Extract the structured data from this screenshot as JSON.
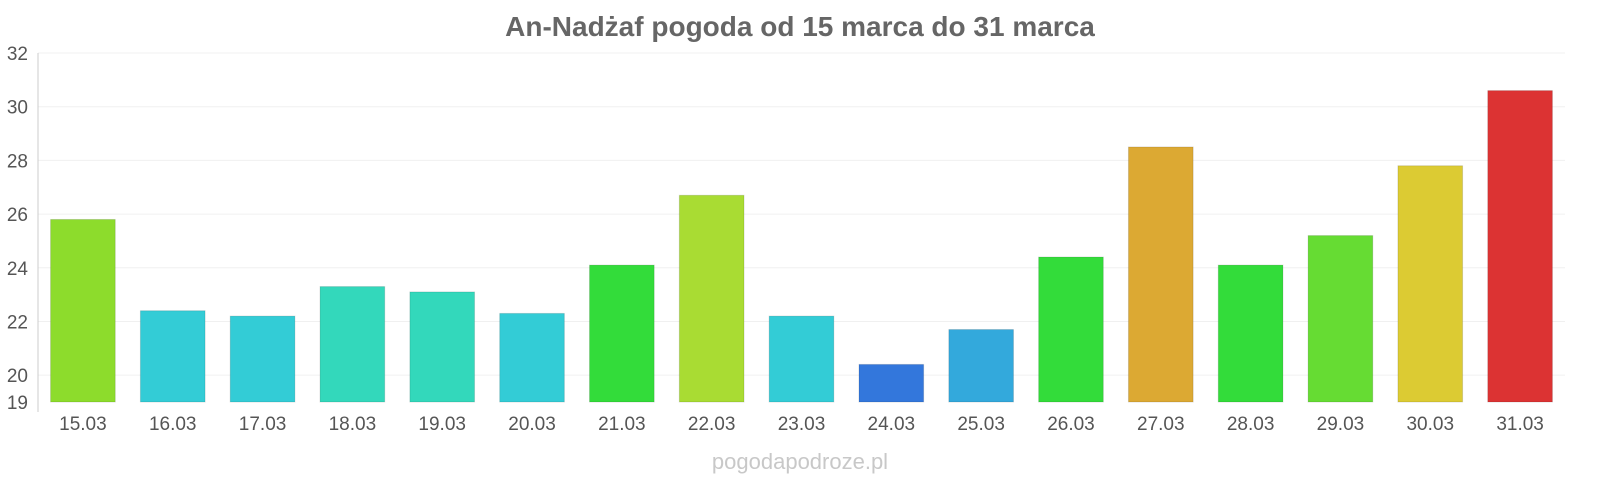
{
  "title": "An-Nadżaf pogoda od 15 marca do 31 marca",
  "watermark": "pogodapodroze.pl",
  "chart_data": {
    "type": "bar",
    "title": "An-Nadżaf pogoda od 15 marca do 31 marca",
    "xlabel": "",
    "ylabel": "",
    "categories": [
      "15.03",
      "16.03",
      "17.03",
      "18.03",
      "19.03",
      "20.03",
      "21.03",
      "22.03",
      "23.03",
      "24.03",
      "25.03",
      "26.03",
      "27.03",
      "28.03",
      "29.03",
      "30.03",
      "31.03"
    ],
    "values": [
      25.8,
      22.4,
      22.2,
      23.3,
      23.1,
      22.3,
      24.1,
      26.7,
      22.2,
      20.4,
      21.7,
      24.4,
      28.5,
      24.1,
      25.2,
      27.8,
      30.6
    ],
    "colors": [
      "#8ddc2c",
      "#33ccd6",
      "#33ccd6",
      "#33d8bb",
      "#33d8bb",
      "#33ccd6",
      "#33dc3a",
      "#a9dc33",
      "#33ccd6",
      "#3377dc",
      "#33a9dc",
      "#33dc3a",
      "#dca933",
      "#33dc3a",
      "#66dc33",
      "#dccb33",
      "#dc3333"
    ],
    "ylim": [
      19,
      32
    ],
    "yticks": [
      19,
      20,
      22,
      24,
      26,
      28,
      30,
      32
    ],
    "grid": true,
    "legend": "none"
  }
}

::::::::

Exercise aim: Pick out, from the lines above, every one that contains the string "title".

Expected output:
  "title": "An-Nadżaf pogoda od 15 marca do 31 marca",
    "title": "An-Nadżaf pogoda od 15 marca do 31 marca",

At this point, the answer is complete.